**SET TASK:** Your task is to copy each line that has the word "document".

┌──

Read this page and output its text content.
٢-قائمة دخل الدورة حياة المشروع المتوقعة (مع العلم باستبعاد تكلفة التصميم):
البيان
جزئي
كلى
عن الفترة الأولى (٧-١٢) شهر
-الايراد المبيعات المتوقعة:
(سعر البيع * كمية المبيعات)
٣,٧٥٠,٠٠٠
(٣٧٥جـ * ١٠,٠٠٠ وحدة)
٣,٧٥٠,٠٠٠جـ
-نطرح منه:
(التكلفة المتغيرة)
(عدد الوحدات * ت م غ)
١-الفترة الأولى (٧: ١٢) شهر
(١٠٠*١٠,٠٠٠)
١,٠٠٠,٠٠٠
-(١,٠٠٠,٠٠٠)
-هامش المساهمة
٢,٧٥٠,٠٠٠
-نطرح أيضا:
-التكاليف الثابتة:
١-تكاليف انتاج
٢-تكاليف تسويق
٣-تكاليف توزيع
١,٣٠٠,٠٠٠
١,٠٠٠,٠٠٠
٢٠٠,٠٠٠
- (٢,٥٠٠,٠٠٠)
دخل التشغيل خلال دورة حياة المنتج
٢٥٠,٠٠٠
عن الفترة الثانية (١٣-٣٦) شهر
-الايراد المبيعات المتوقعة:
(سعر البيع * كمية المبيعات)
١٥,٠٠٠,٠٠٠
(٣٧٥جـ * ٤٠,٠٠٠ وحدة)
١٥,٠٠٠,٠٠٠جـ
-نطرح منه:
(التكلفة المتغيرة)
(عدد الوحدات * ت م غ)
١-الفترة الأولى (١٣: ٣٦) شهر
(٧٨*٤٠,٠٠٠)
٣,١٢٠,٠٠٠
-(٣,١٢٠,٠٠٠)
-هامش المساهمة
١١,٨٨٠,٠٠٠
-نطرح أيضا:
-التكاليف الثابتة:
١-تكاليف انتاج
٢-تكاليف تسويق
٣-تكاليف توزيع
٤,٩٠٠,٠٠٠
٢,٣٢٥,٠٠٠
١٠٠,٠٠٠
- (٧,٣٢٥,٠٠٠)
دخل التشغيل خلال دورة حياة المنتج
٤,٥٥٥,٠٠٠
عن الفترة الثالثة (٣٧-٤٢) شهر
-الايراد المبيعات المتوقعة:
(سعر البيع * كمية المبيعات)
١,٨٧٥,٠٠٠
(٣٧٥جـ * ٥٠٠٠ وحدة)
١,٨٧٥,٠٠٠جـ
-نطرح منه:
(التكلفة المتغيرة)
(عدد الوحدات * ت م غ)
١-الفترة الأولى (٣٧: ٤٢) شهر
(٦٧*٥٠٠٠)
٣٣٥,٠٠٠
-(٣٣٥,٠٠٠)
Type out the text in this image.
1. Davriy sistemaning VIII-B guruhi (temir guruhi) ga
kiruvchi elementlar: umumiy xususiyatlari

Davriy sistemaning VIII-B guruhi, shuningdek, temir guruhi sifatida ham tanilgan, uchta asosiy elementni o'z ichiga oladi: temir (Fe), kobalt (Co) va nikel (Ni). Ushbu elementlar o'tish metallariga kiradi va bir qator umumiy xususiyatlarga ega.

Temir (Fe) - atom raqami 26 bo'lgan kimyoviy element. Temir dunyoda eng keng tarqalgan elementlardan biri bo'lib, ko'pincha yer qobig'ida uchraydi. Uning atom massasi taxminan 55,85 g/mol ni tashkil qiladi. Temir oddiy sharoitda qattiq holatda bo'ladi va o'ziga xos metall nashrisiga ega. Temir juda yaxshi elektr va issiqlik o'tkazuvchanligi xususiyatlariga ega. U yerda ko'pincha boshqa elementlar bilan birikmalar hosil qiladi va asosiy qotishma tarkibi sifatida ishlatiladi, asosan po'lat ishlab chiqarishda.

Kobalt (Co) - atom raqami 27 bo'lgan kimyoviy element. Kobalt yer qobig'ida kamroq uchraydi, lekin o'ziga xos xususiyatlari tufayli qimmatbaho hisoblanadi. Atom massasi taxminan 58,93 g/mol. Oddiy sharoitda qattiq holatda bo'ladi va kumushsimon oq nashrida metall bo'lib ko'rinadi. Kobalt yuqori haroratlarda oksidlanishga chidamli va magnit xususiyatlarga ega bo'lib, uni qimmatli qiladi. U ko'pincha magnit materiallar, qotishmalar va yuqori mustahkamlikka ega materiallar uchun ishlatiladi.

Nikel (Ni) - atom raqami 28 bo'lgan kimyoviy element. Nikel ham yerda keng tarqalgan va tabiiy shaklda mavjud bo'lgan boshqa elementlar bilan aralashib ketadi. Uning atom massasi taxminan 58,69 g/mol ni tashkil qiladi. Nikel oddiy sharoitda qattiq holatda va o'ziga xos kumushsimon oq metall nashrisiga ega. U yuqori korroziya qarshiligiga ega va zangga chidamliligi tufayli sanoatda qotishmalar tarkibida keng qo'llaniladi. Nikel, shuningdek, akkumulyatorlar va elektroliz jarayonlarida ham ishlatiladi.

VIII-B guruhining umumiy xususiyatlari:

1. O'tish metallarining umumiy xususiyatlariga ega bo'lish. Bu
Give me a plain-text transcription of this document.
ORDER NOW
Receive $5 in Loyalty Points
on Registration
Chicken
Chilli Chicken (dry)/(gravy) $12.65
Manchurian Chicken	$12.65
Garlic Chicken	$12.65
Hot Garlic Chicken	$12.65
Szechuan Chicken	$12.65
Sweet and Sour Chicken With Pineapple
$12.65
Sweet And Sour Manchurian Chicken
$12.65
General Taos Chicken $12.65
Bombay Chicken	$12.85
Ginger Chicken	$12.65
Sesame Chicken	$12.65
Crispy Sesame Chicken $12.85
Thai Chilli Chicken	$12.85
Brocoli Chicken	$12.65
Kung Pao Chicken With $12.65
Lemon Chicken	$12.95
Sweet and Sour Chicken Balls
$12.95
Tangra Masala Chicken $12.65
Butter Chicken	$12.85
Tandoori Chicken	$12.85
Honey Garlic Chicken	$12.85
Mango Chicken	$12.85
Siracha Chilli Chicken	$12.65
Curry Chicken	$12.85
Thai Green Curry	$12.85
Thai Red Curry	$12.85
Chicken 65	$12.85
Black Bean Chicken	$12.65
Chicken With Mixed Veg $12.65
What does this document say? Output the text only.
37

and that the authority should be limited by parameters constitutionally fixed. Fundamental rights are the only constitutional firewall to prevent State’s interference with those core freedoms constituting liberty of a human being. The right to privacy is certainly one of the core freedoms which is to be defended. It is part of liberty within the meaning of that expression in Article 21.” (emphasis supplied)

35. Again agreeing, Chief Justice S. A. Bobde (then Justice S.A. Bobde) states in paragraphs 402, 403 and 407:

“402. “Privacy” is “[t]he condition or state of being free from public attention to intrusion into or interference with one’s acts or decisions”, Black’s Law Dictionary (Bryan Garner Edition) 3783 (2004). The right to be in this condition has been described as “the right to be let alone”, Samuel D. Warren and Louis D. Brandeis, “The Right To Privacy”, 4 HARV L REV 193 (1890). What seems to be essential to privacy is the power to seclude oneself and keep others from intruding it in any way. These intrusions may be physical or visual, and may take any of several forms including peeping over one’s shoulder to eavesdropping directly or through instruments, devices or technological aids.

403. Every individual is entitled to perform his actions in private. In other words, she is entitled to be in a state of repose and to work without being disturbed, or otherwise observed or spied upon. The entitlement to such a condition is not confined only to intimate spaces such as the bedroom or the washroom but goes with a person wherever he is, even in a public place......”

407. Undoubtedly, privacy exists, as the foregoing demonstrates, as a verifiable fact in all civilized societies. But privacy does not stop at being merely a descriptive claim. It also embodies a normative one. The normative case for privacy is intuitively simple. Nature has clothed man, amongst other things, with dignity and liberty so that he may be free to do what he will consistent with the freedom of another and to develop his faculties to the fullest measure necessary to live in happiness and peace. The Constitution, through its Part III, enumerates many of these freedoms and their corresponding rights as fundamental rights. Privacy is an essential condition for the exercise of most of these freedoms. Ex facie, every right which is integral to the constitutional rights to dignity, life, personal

└──

**TASK OUTPUT:**
Give me a plain-text transcription of this document.
What does this document say? Output the text only.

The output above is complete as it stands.